**Task goal**
Check each line of the data below for the word "this", then extract the ones that have it.

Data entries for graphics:
※ ※ ※

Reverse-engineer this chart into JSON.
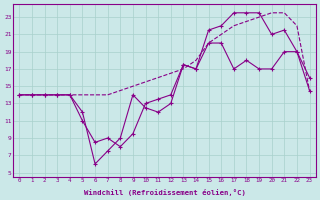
{
  "xlabel": "Windchill (Refroidissement éolien,°C)",
  "bg_color": "#cbe8e8",
  "grid_color": "#a8d0cc",
  "line_color": "#880088",
  "xlim": [
    -0.5,
    23.5
  ],
  "ylim": [
    4.5,
    24.5
  ],
  "xticks": [
    0,
    1,
    2,
    3,
    4,
    5,
    6,
    7,
    8,
    9,
    10,
    11,
    12,
    13,
    14,
    15,
    16,
    17,
    18,
    19,
    20,
    21,
    22,
    23
  ],
  "yticks": [
    5,
    7,
    9,
    11,
    13,
    15,
    17,
    19,
    21,
    23
  ],
  "line1_x": [
    0,
    1,
    2,
    3,
    4,
    5,
    6,
    7,
    8,
    9,
    10,
    11,
    12,
    13,
    14,
    15,
    16,
    17,
    18,
    19,
    20,
    21,
    22,
    23
  ],
  "line1_y": [
    14,
    14,
    14,
    14,
    14,
    11,
    8.5,
    9,
    8,
    9.5,
    13,
    13.5,
    14,
    17.5,
    17,
    20,
    20,
    17,
    18,
    17,
    17,
    19,
    19,
    16
  ],
  "line2_x": [
    0,
    1,
    2,
    3,
    4,
    5,
    6,
    7,
    8,
    9,
    10,
    11,
    12,
    13,
    14,
    15,
    16,
    17,
    18,
    19,
    20,
    21,
    22,
    23
  ],
  "line2_y": [
    14,
    14,
    14,
    14,
    14,
    14,
    14,
    14,
    14.5,
    15,
    15.5,
    16,
    16.5,
    17,
    18,
    20,
    21,
    22,
    22.5,
    23,
    23.5,
    23.5,
    22,
    14.5
  ],
  "line3_x": [
    0,
    1,
    2,
    3,
    4,
    5,
    6,
    7,
    8,
    9,
    10,
    11,
    12,
    13,
    14,
    15,
    16,
    17,
    18,
    19,
    20,
    21,
    22,
    23
  ],
  "line3_y": [
    14,
    14,
    14,
    14,
    14,
    12,
    6,
    7.5,
    9,
    14,
    12.5,
    12,
    13,
    17.5,
    17,
    21.5,
    22,
    23.5,
    23.5,
    23.5,
    21,
    21.5,
    19,
    14.5
  ]
}
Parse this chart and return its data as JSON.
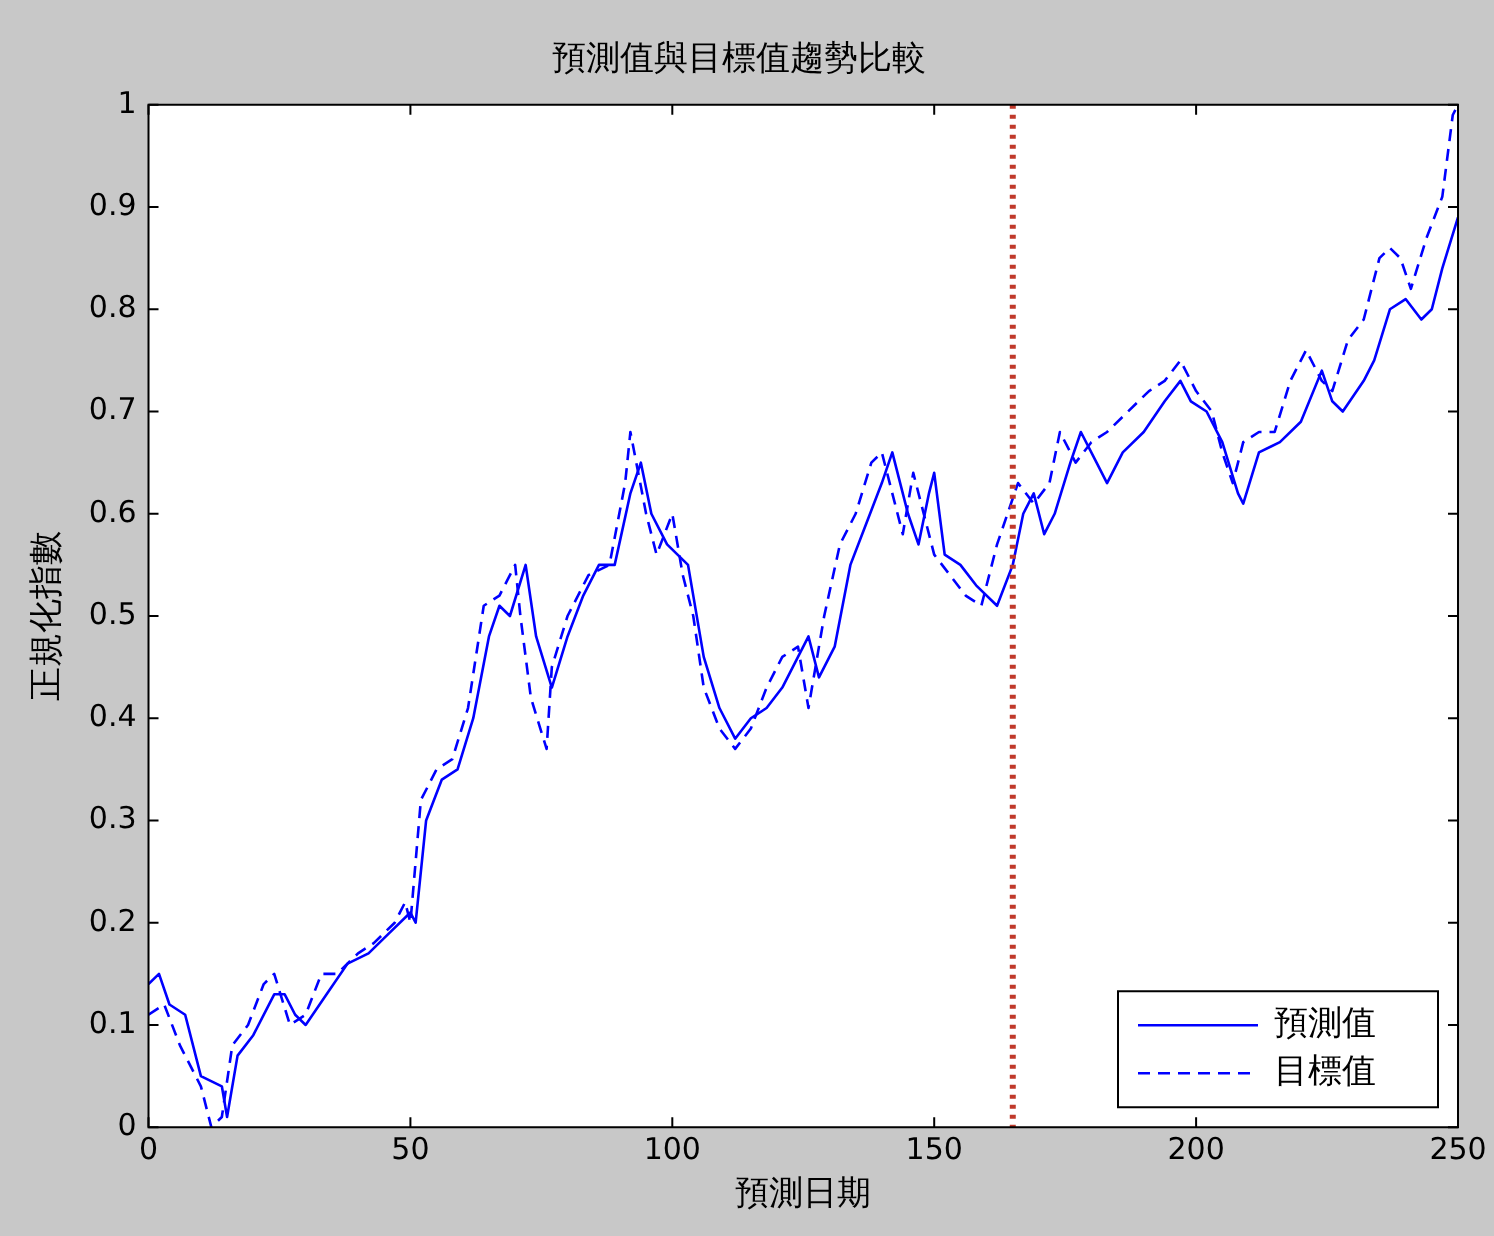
{
  "chart_data": {
    "type": "line",
    "title": "預測值與目標值趨勢比較",
    "xlabel": "預測日期",
    "ylabel": "正規化指數",
    "xlim": [
      0,
      250
    ],
    "xticks": [
      0,
      50,
      100,
      150,
      200,
      250
    ],
    "ylim": [
      0,
      1
    ],
    "yticks": [
      0,
      0.1,
      0.2,
      0.3,
      0.4,
      0.5,
      0.6,
      0.7,
      0.8,
      0.9,
      1
    ],
    "grid": false,
    "legend": "bottom right",
    "marker": "none",
    "ref_lines": [
      {
        "axis": "x",
        "value": 165,
        "color": "#c0392b",
        "line_style": "dotted"
      }
    ],
    "series": [
      {
        "name": "預測值",
        "color": "#0000ff",
        "line_style": "solid",
        "x": [
          0,
          2,
          4,
          7,
          10,
          14,
          15,
          17,
          20,
          24,
          26,
          28,
          30,
          34,
          38,
          42,
          46,
          50,
          51,
          53,
          56,
          59,
          62,
          65,
          67,
          69,
          72,
          74,
          77,
          80,
          83,
          86,
          89,
          92,
          94,
          96,
          99,
          101,
          103,
          106,
          109,
          112,
          115,
          118,
          121,
          123,
          126,
          128,
          131,
          134,
          137,
          140,
          142,
          145,
          147,
          149,
          150,
          152,
          155,
          158,
          162,
          165,
          167,
          169,
          171,
          173,
          176,
          178,
          181,
          183,
          186,
          190,
          194,
          197,
          199,
          202,
          205,
          208,
          209,
          212,
          216,
          220,
          224,
          226,
          228,
          232,
          234,
          237,
          240,
          243,
          245,
          247,
          250
        ],
        "values": [
          0.14,
          0.15,
          0.12,
          0.11,
          0.05,
          0.04,
          0.01,
          0.07,
          0.09,
          0.13,
          0.13,
          0.11,
          0.1,
          0.13,
          0.16,
          0.17,
          0.19,
          0.21,
          0.2,
          0.3,
          0.34,
          0.35,
          0.4,
          0.48,
          0.51,
          0.5,
          0.55,
          0.48,
          0.43,
          0.48,
          0.52,
          0.55,
          0.55,
          0.62,
          0.65,
          0.6,
          0.57,
          0.56,
          0.55,
          0.46,
          0.41,
          0.38,
          0.4,
          0.41,
          0.43,
          0.45,
          0.48,
          0.44,
          0.47,
          0.55,
          0.59,
          0.63,
          0.66,
          0.6,
          0.57,
          0.62,
          0.64,
          0.56,
          0.55,
          0.53,
          0.51,
          0.55,
          0.6,
          0.62,
          0.58,
          0.6,
          0.65,
          0.68,
          0.65,
          0.63,
          0.66,
          0.68,
          0.71,
          0.73,
          0.71,
          0.7,
          0.67,
          0.62,
          0.61,
          0.66,
          0.67,
          0.69,
          0.74,
          0.71,
          0.7,
          0.73,
          0.75,
          0.8,
          0.81,
          0.79,
          0.8,
          0.84,
          0.89
        ]
      },
      {
        "name": "目標值",
        "color": "#0000ff",
        "line_style": "dashed",
        "x": [
          0,
          3,
          6,
          10,
          12,
          14,
          16,
          19,
          22,
          24,
          27,
          30,
          33,
          36,
          40,
          43,
          47,
          49,
          50,
          52,
          55,
          58,
          61,
          64,
          67,
          70,
          71,
          73,
          76,
          77,
          80,
          84,
          88,
          91,
          92,
          95,
          97,
          100,
          102,
          104,
          106,
          109,
          112,
          115,
          118,
          121,
          124,
          126,
          129,
          132,
          135,
          138,
          140,
          142,
          144,
          146,
          148,
          150,
          153,
          156,
          159,
          162,
          164,
          166,
          169,
          172,
          174,
          177,
          180,
          183,
          187,
          191,
          194,
          197,
          200,
          203,
          205,
          207,
          209,
          212,
          215,
          218,
          221,
          224,
          226,
          229,
          232,
          235,
          237,
          239,
          241,
          244,
          247,
          249,
          250
        ],
        "values": [
          0.11,
          0.12,
          0.08,
          0.04,
          0.0,
          0.01,
          0.08,
          0.1,
          0.14,
          0.15,
          0.1,
          0.11,
          0.15,
          0.15,
          0.17,
          0.18,
          0.2,
          0.22,
          0.2,
          0.32,
          0.35,
          0.36,
          0.41,
          0.51,
          0.52,
          0.55,
          0.5,
          0.42,
          0.37,
          0.45,
          0.5,
          0.54,
          0.55,
          0.63,
          0.68,
          0.6,
          0.56,
          0.6,
          0.54,
          0.5,
          0.43,
          0.39,
          0.37,
          0.39,
          0.43,
          0.46,
          0.47,
          0.41,
          0.5,
          0.57,
          0.6,
          0.65,
          0.66,
          0.62,
          0.58,
          0.64,
          0.6,
          0.56,
          0.54,
          0.52,
          0.51,
          0.57,
          0.6,
          0.63,
          0.61,
          0.63,
          0.68,
          0.65,
          0.67,
          0.68,
          0.7,
          0.72,
          0.73,
          0.75,
          0.72,
          0.7,
          0.66,
          0.63,
          0.67,
          0.68,
          0.68,
          0.73,
          0.76,
          0.73,
          0.72,
          0.77,
          0.79,
          0.85,
          0.86,
          0.85,
          0.82,
          0.87,
          0.91,
          0.99,
          1.0
        ]
      }
    ]
  }
}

※ ※ ※

**The reply**
Reverse-engineer this chart into JSON.
Parse this chart and return its data as JSON.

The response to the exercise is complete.